-- begin --
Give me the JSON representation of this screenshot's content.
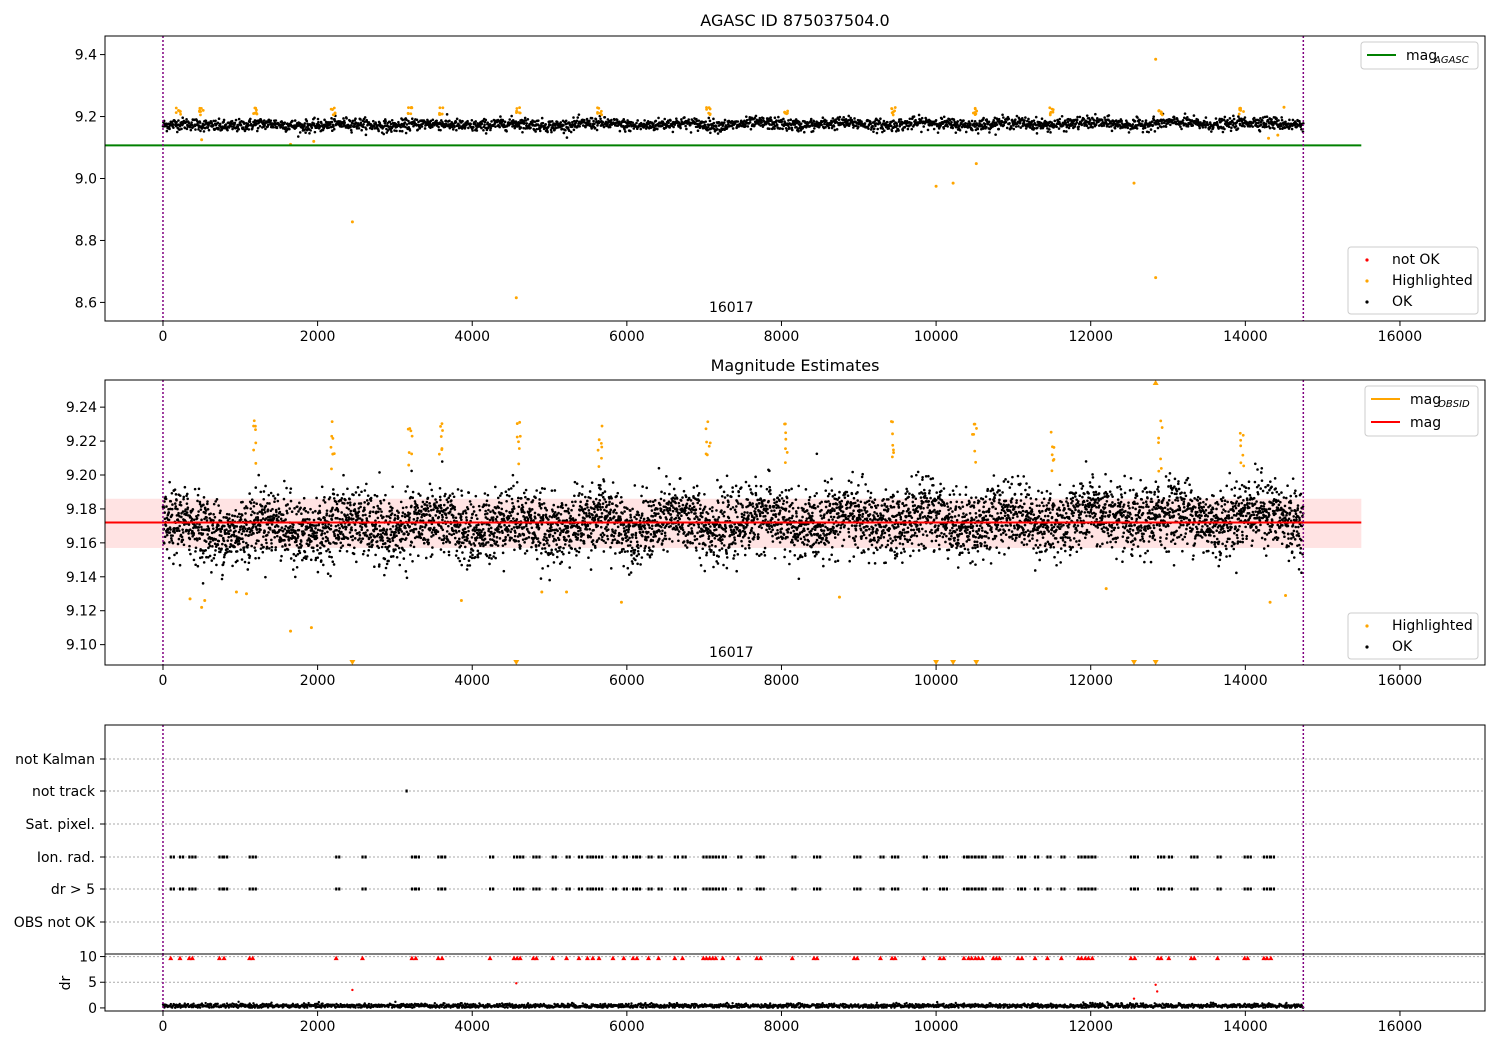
{
  "chart_data": [
    {
      "type": "scatter",
      "title": "AGASC ID 875037504.0",
      "xlim": [
        -750,
        17100
      ],
      "ylim": [
        8.54,
        9.46
      ],
      "x_ticks": [
        "0",
        "2000",
        "4000",
        "6000",
        "8000",
        "10000",
        "12000",
        "14000",
        "16000"
      ],
      "y_ticks": [
        "8.6",
        "8.8",
        "9.0",
        "9.2",
        "9.4"
      ],
      "obsid_label": "16017",
      "obsid_label_x": 7350,
      "vlines": [
        0,
        14750
      ],
      "hlines": [
        {
          "name": "mag_AGASC",
          "y": 9.107,
          "x_range": [
            -750,
            15500
          ],
          "color": "#008000"
        }
      ],
      "baseline": {
        "center_from": 9.172,
        "center_to": 9.178,
        "spread": 0.014
      },
      "outliers": [
        [
          2450,
          8.86
        ],
        [
          4570,
          8.615
        ],
        [
          10000,
          8.975
        ],
        [
          10220,
          8.985
        ],
        [
          10520,
          9.048
        ],
        [
          12560,
          8.985
        ],
        [
          12840,
          8.68
        ],
        [
          12840,
          9.385
        ],
        [
          1650,
          9.11
        ],
        [
          1950,
          9.12
        ],
        [
          500,
          9.125
        ],
        [
          14300,
          9.13
        ],
        [
          14420,
          9.14
        ],
        [
          14500,
          9.23
        ]
      ],
      "highlight_x": [
        200,
        500,
        1200,
        2200,
        3200,
        3600,
        4600,
        5650,
        7050,
        8050,
        9450,
        10500,
        11500,
        12900,
        13950
      ],
      "legend_top": [
        {
          "label": "mag",
          "sub": "AGASC",
          "color": "#008000"
        }
      ],
      "legend_bottom": [
        {
          "label": "not OK",
          "color": "#ff0000"
        },
        {
          "label": "Highlighted",
          "color": "#ffa500"
        },
        {
          "label": "OK",
          "color": "#000000"
        }
      ]
    },
    {
      "type": "scatter",
      "title": "Magnitude Estimates",
      "xlim": [
        -750,
        17100
      ],
      "ylim": [
        9.088,
        9.256
      ],
      "x_ticks": [
        "0",
        "2000",
        "4000",
        "6000",
        "8000",
        "10000",
        "12000",
        "14000",
        "16000"
      ],
      "y_ticks": [
        "9.10",
        "9.12",
        "9.14",
        "9.16",
        "9.18",
        "9.20",
        "9.22",
        "9.24"
      ],
      "obsid_label": "16017",
      "obsid_label_x": 7350,
      "vlines": [
        0,
        14750
      ],
      "mag": 9.172,
      "mag_band": [
        9.157,
        9.186
      ],
      "hlines": [
        {
          "name": "mag",
          "y": 9.172,
          "x_range": [
            -750,
            15500
          ],
          "color": "#ff0000"
        }
      ],
      "baseline": {
        "center_from": 9.168,
        "center_to": 9.176,
        "spread": 0.014
      },
      "outliers": [
        [
          350,
          9.127
        ],
        [
          500,
          9.122
        ],
        [
          540,
          9.126
        ],
        [
          950,
          9.131
        ],
        [
          1080,
          9.13
        ],
        [
          1650,
          9.108
        ],
        [
          1920,
          9.11
        ],
        [
          3860,
          9.126
        ],
        [
          4900,
          9.131
        ],
        [
          5220,
          9.131
        ],
        [
          5930,
          9.125
        ],
        [
          14320,
          9.125
        ],
        [
          14520,
          9.129
        ],
        [
          8750,
          9.128
        ],
        [
          12200,
          9.133
        ]
      ],
      "clipped_x": [
        2450,
        4570,
        10000,
        10220,
        10520,
        12560,
        12840
      ],
      "clipped_top_x": [
        12840
      ],
      "highlight_x": [
        1200,
        2200,
        3200,
        3600,
        4600,
        5650,
        7050,
        8050,
        9450,
        10500,
        11500,
        12900,
        13950
      ],
      "legend_top": [
        {
          "label": "mag",
          "sub": "OBSID",
          "color": "#ffa500"
        },
        {
          "label": "mag",
          "sub": "",
          "color": "#ff0000"
        }
      ],
      "legend_bottom": [
        {
          "label": "Highlighted",
          "color": "#ffa500"
        },
        {
          "label": "OK",
          "color": "#000000"
        }
      ]
    },
    {
      "type": "scatter",
      "xlim": [
        -750,
        17100
      ],
      "categories": [
        "not Kalman",
        "not track",
        "Sat. pixel.",
        "Ion. rad.",
        "dr > 5",
        "OBS not OK"
      ],
      "flag_points": {
        "not track": [
          3150
        ],
        "Ion. rad.": [
          100,
          220,
          340,
          380,
          730,
          790,
          1120,
          1160,
          2240,
          2580,
          3220,
          3270,
          3560,
          3610,
          4230,
          4540,
          4580,
          4620,
          4790,
          4830,
          5040,
          5220,
          5380,
          5490,
          5560,
          5640,
          5820,
          5960,
          6080,
          6130,
          6280,
          6410,
          6620,
          6720,
          6990,
          7030,
          7070,
          7110,
          7150,
          7240,
          7440,
          7680,
          7730,
          8140,
          8420,
          8460,
          8940,
          8980,
          9280,
          9430,
          9470,
          9840,
          10050,
          10100,
          10360,
          10420,
          10460,
          10510,
          10550,
          10600,
          10740,
          10780,
          10820,
          11060,
          11110,
          11280,
          11440,
          11620,
          11840,
          11880,
          11930,
          11970,
          12020,
          12520,
          12570,
          12870,
          12910,
          13010,
          13300,
          13340,
          13640,
          13990,
          14030,
          14240,
          14280,
          14330
        ],
        "dr > 5": [
          100,
          220,
          340,
          380,
          730,
          790,
          1120,
          1160,
          2240,
          2580,
          3220,
          3270,
          3560,
          3610,
          4230,
          4540,
          4580,
          4620,
          4790,
          4830,
          5040,
          5220,
          5380,
          5490,
          5560,
          5640,
          5820,
          5960,
          6080,
          6130,
          6280,
          6410,
          6620,
          6720,
          6990,
          7030,
          7070,
          7110,
          7150,
          7240,
          7440,
          7680,
          7730,
          8140,
          8420,
          8460,
          8940,
          8980,
          9280,
          9430,
          9470,
          9840,
          10050,
          10100,
          10360,
          10420,
          10460,
          10510,
          10550,
          10600,
          10740,
          10780,
          10820,
          11060,
          11110,
          11280,
          11440,
          11620,
          11840,
          11880,
          11930,
          11970,
          12020,
          12520,
          12570,
          12870,
          12910,
          13010,
          13300,
          13340,
          13640,
          13990,
          14030,
          14240,
          14280,
          14330
        ]
      },
      "vlines": [
        0,
        14750
      ]
    },
    {
      "type": "scatter",
      "ylabel": "dr",
      "xlim": [
        -750,
        17100
      ],
      "ylim": [
        -0.6,
        10.5
      ],
      "x_ticks": [
        "0",
        "2000",
        "4000",
        "6000",
        "8000",
        "10000",
        "12000",
        "14000",
        "16000"
      ],
      "y_ticks": [
        "0",
        "5",
        "10"
      ],
      "vlines": [
        0,
        14750
      ],
      "clipped_color": "#ff0000",
      "red_points": [
        [
          2450,
          3.5
        ],
        [
          4570,
          4.8
        ],
        [
          12560,
          1.8
        ],
        [
          12840,
          4.5
        ],
        [
          12860,
          3.2
        ]
      ],
      "baseline": {
        "center_from": 0.4,
        "center_to": 0.4,
        "spread": 0.22
      }
    }
  ]
}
-- end --
#### [REQUEST]
Exactly reproduce the entries above, minus the pictures.

#### [ANSWER TO THIS PROBLEM]
Give me the JSON representation of this screenshot's content.
{
  "chart_data": [
    {
      "type": "scatter",
      "title": "AGASC ID 875037504.0",
      "xlim": [
        -750,
        17100
      ],
      "ylim": [
        8.54,
        9.46
      ],
      "x_ticks": [
        "0",
        "2000",
        "4000",
        "6000",
        "8000",
        "10000",
        "12000",
        "14000",
        "16000"
      ],
      "y_ticks": [
        "8.6",
        "8.8",
        "9.0",
        "9.2",
        "9.4"
      ],
      "obsid_label": "16017",
      "obsid_label_x": 7350,
      "vlines": [
        0,
        14750
      ],
      "hlines": [
        {
          "name": "mag_AGASC",
          "y": 9.107,
          "x_range": [
            -750,
            15500
          ],
          "color": "#008000"
        }
      ],
      "baseline": {
        "center_from": 9.172,
        "center_to": 9.178,
        "spread": 0.014
      },
      "outliers": [
        [
          2450,
          8.86
        ],
        [
          4570,
          8.615
        ],
        [
          10000,
          8.975
        ],
        [
          10220,
          8.985
        ],
        [
          10520,
          9.048
        ],
        [
          12560,
          8.985
        ],
        [
          12840,
          8.68
        ],
        [
          12840,
          9.385
        ],
        [
          1650,
          9.11
        ],
        [
          1950,
          9.12
        ],
        [
          500,
          9.125
        ],
        [
          14300,
          9.13
        ],
        [
          14420,
          9.14
        ],
        [
          14500,
          9.23
        ]
      ],
      "highlight_x": [
        200,
        500,
        1200,
        2200,
        3200,
        3600,
        4600,
        5650,
        7050,
        8050,
        9450,
        10500,
        11500,
        12900,
        13950
      ],
      "legend_top": [
        {
          "label": "mag",
          "sub": "AGASC",
          "color": "#008000"
        }
      ],
      "legend_bottom": [
        {
          "label": "not OK",
          "color": "#ff0000"
        },
        {
          "label": "Highlighted",
          "color": "#ffa500"
        },
        {
          "label": "OK",
          "color": "#000000"
        }
      ]
    },
    {
      "type": "scatter",
      "title": "Magnitude Estimates",
      "xlim": [
        -750,
        17100
      ],
      "ylim": [
        9.088,
        9.256
      ],
      "x_ticks": [
        "0",
        "2000",
        "4000",
        "6000",
        "8000",
        "10000",
        "12000",
        "14000",
        "16000"
      ],
      "y_ticks": [
        "9.10",
        "9.12",
        "9.14",
        "9.16",
        "9.18",
        "9.20",
        "9.22",
        "9.24"
      ],
      "obsid_label": "16017",
      "obsid_label_x": 7350,
      "vlines": [
        0,
        14750
      ],
      "mag": 9.172,
      "mag_band": [
        9.157,
        9.186
      ],
      "hlines": [
        {
          "name": "mag",
          "y": 9.172,
          "x_range": [
            -750,
            15500
          ],
          "color": "#ff0000"
        }
      ],
      "baseline": {
        "center_from": 9.168,
        "center_to": 9.176,
        "spread": 0.014
      },
      "outliers": [
        [
          350,
          9.127
        ],
        [
          500,
          9.122
        ],
        [
          540,
          9.126
        ],
        [
          950,
          9.131
        ],
        [
          1080,
          9.13
        ],
        [
          1650,
          9.108
        ],
        [
          1920,
          9.11
        ],
        [
          3860,
          9.126
        ],
        [
          4900,
          9.131
        ],
        [
          5220,
          9.131
        ],
        [
          5930,
          9.125
        ],
        [
          14320,
          9.125
        ],
        [
          14520,
          9.129
        ],
        [
          8750,
          9.128
        ],
        [
          12200,
          9.133
        ]
      ],
      "clipped_x": [
        2450,
        4570,
        10000,
        10220,
        10520,
        12560,
        12840
      ],
      "clipped_top_x": [
        12840
      ],
      "highlight_x": [
        1200,
        2200,
        3200,
        3600,
        4600,
        5650,
        7050,
        8050,
        9450,
        10500,
        11500,
        12900,
        13950
      ],
      "legend_top": [
        {
          "label": "mag",
          "sub": "OBSID",
          "color": "#ffa500"
        },
        {
          "label": "mag",
          "sub": "",
          "color": "#ff0000"
        }
      ],
      "legend_bottom": [
        {
          "label": "Highlighted",
          "color": "#ffa500"
        },
        {
          "label": "OK",
          "color": "#000000"
        }
      ]
    },
    {
      "type": "scatter",
      "xlim": [
        -750,
        17100
      ],
      "categories": [
        "not Kalman",
        "not track",
        "Sat. pixel.",
        "Ion. rad.",
        "dr > 5",
        "OBS not OK"
      ],
      "flag_points": {
        "not track": [
          3150
        ],
        "Ion. rad.": [
          100,
          220,
          340,
          380,
          730,
          790,
          1120,
          1160,
          2240,
          2580,
          3220,
          3270,
          3560,
          3610,
          4230,
          4540,
          4580,
          4620,
          4790,
          4830,
          5040,
          5220,
          5380,
          5490,
          5560,
          5640,
          5820,
          5960,
          6080,
          6130,
          6280,
          6410,
          6620,
          6720,
          6990,
          7030,
          7070,
          7110,
          7150,
          7240,
          7440,
          7680,
          7730,
          8140,
          8420,
          8460,
          8940,
          8980,
          9280,
          9430,
          9470,
          9840,
          10050,
          10100,
          10360,
          10420,
          10460,
          10510,
          10550,
          10600,
          10740,
          10780,
          10820,
          11060,
          11110,
          11280,
          11440,
          11620,
          11840,
          11880,
          11930,
          11970,
          12020,
          12520,
          12570,
          12870,
          12910,
          13010,
          13300,
          13340,
          13640,
          13990,
          14030,
          14240,
          14280,
          14330
        ],
        "dr > 5": [
          100,
          220,
          340,
          380,
          730,
          790,
          1120,
          1160,
          2240,
          2580,
          3220,
          3270,
          3560,
          3610,
          4230,
          4540,
          4580,
          4620,
          4790,
          4830,
          5040,
          5220,
          5380,
          5490,
          5560,
          5640,
          5820,
          5960,
          6080,
          6130,
          6280,
          6410,
          6620,
          6720,
          6990,
          7030,
          7070,
          7110,
          7150,
          7240,
          7440,
          7680,
          7730,
          8140,
          8420,
          8460,
          8940,
          8980,
          9280,
          9430,
          9470,
          9840,
          10050,
          10100,
          10360,
          10420,
          10460,
          10510,
          10550,
          10600,
          10740,
          10780,
          10820,
          11060,
          11110,
          11280,
          11440,
          11620,
          11840,
          11880,
          11930,
          11970,
          12020,
          12520,
          12570,
          12870,
          12910,
          13010,
          13300,
          13340,
          13640,
          13990,
          14030,
          14240,
          14280,
          14330
        ]
      },
      "vlines": [
        0,
        14750
      ]
    },
    {
      "type": "scatter",
      "ylabel": "dr",
      "xlim": [
        -750,
        17100
      ],
      "ylim": [
        -0.6,
        10.5
      ],
      "x_ticks": [
        "0",
        "2000",
        "4000",
        "6000",
        "8000",
        "10000",
        "12000",
        "14000",
        "16000"
      ],
      "y_ticks": [
        "0",
        "5",
        "10"
      ],
      "vlines": [
        0,
        14750
      ],
      "clipped_color": "#ff0000",
      "red_points": [
        [
          2450,
          3.5
        ],
        [
          4570,
          4.8
        ],
        [
          12560,
          1.8
        ],
        [
          12840,
          4.5
        ],
        [
          12860,
          3.2
        ]
      ],
      "baseline": {
        "center_from": 0.4,
        "center_to": 0.4,
        "spread": 0.22
      }
    }
  ]
}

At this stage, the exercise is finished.